--- Task description ---
Leave out the pictures and copy each record below exactly.

---- Input material

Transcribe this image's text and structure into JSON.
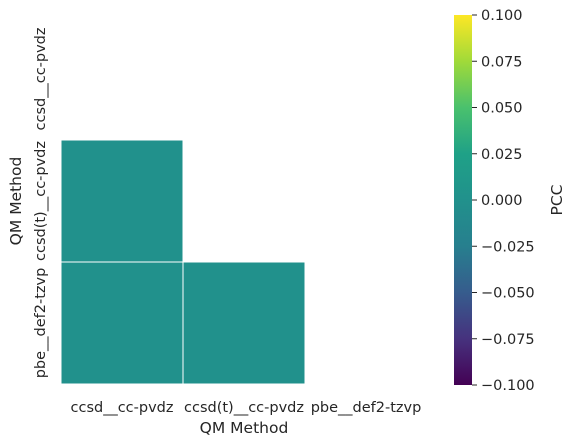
{
  "chart_data": {
    "type": "heatmap",
    "title": "",
    "xlabel": "QM Method",
    "ylabel": "QM Method",
    "x_categories": [
      "ccsd__cc-pvdz",
      "ccsd(t)__cc-pvdz",
      "pbe__def2-tzvp"
    ],
    "y_categories": [
      "ccsd__cc-pvdz",
      "ccsd(t)__cc-pvdz",
      "pbe__def2-tzvp"
    ],
    "mask": "upper triangle including diagonal",
    "cells": [
      {
        "row": "ccsd(t)__cc-pvdz",
        "col": "ccsd__cc-pvdz",
        "value": 0.0
      },
      {
        "row": "pbe__def2-tzvp",
        "col": "ccsd__cc-pvdz",
        "value": 0.0
      },
      {
        "row": "pbe__def2-tzvp",
        "col": "ccsd(t)__cc-pvdz",
        "value": 0.0
      }
    ],
    "colorbar": {
      "label": "PCC",
      "colormap": "viridis",
      "range": [
        -0.1,
        0.1
      ],
      "ticks": [
        0.1,
        0.075,
        0.05,
        0.025,
        0.0,
        -0.025,
        -0.05,
        -0.075,
        -0.1
      ],
      "tick_labels": [
        "0.100",
        "0.075",
        "0.050",
        "0.025",
        "0.000",
        "−0.025",
        "−0.050",
        "−0.075",
        "−0.100"
      ]
    }
  }
}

--------

--- Full solution ---
Transcribe this image's text and structure into JSON.
{
  "chart_data": {
    "type": "heatmap",
    "title": "",
    "xlabel": "QM Method",
    "ylabel": "QM Method",
    "x_categories": [
      "ccsd__cc-pvdz",
      "ccsd(t)__cc-pvdz",
      "pbe__def2-tzvp"
    ],
    "y_categories": [
      "ccsd__cc-pvdz",
      "ccsd(t)__cc-pvdz",
      "pbe__def2-tzvp"
    ],
    "mask": "upper triangle including diagonal",
    "cells": [
      {
        "row": "ccsd(t)__cc-pvdz",
        "col": "ccsd__cc-pvdz",
        "value": 0.0
      },
      {
        "row": "pbe__def2-tzvp",
        "col": "ccsd__cc-pvdz",
        "value": 0.0
      },
      {
        "row": "pbe__def2-tzvp",
        "col": "ccsd(t)__cc-pvdz",
        "value": 0.0
      }
    ],
    "colorbar": {
      "label": "PCC",
      "colormap": "viridis",
      "range": [
        -0.1,
        0.1
      ],
      "ticks": [
        0.1,
        0.075,
        0.05,
        0.025,
        0.0,
        -0.025,
        -0.05,
        -0.075,
        -0.1
      ],
      "tick_labels": [
        "0.100",
        "0.075",
        "0.050",
        "0.025",
        "0.000",
        "−0.025",
        "−0.050",
        "−0.075",
        "−0.100"
      ]
    }
  }
}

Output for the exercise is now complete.